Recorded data

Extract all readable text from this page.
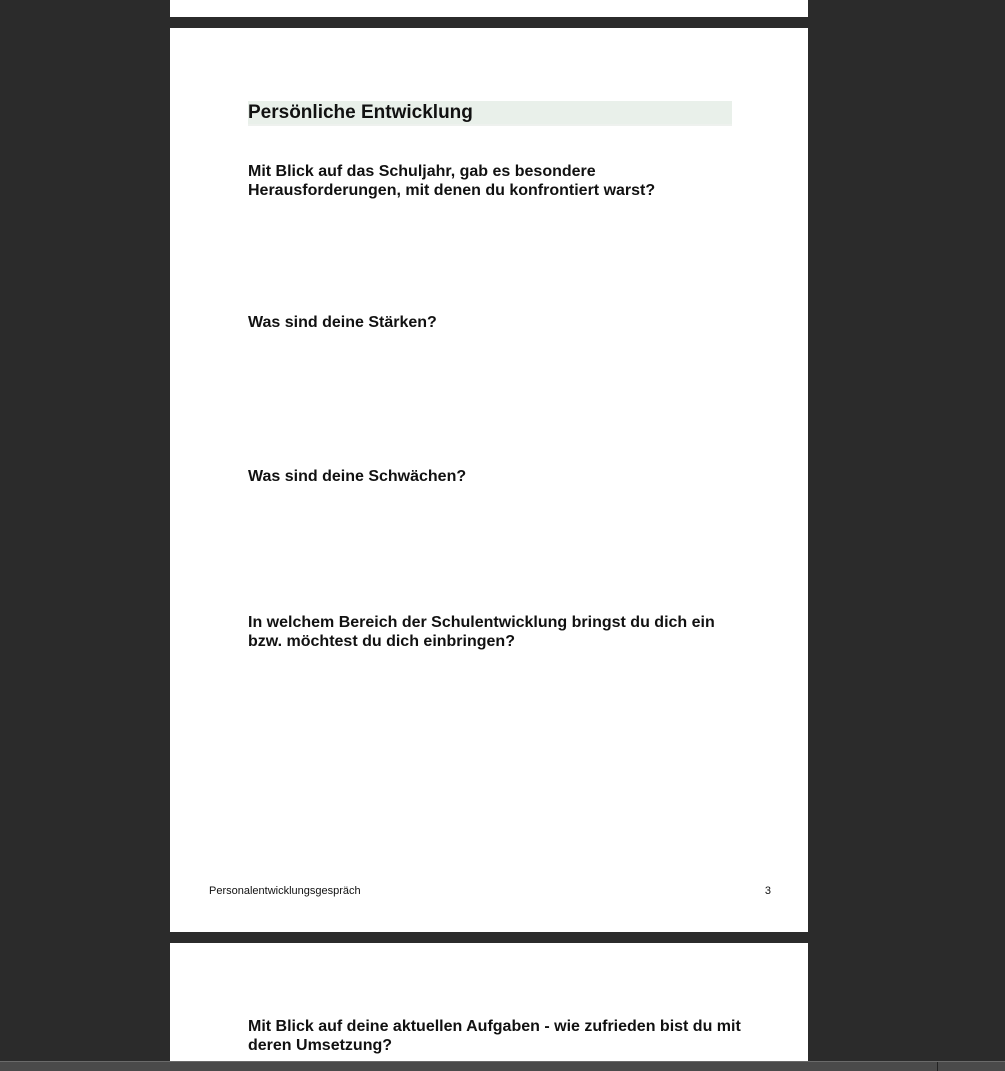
Persönliche Entwicklung
Mit Blick auf das Schuljahr, gab es besondere
Herausforderungen, mit denen du konfrontiert warst?
Was sind deine Stärken?
Was sind deine Schwächen?
In welchem Bereich der Schulentwicklung bringst du dich ein
bzw. möchtest du dich einbringen?
Personalentwicklungsgespräch	3
Mit Blick auf deine aktuellen Aufgaben - wie zufrieden bist du mit
deren Umsetzung?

## [WHAT IS ASKED]
Leave the pictures out and write out every entry exactly as given.

## [FULL ANSWER]
Extract all readable text from this page.
Persönliche Entwicklung
Mit Blick auf das Schuljahr, gab es besondere
Herausforderungen, mit denen du konfrontiert warst?
Was sind deine Stärken?
Was sind deine Schwächen?
In welchem Bereich der Schulentwicklung bringst du dich ein
bzw. möchtest du dich einbringen?
Personalentwicklungsgespräch	3
Mit Blick auf deine aktuellen Aufgaben - wie zufrieden bist du mit
deren Umsetzung?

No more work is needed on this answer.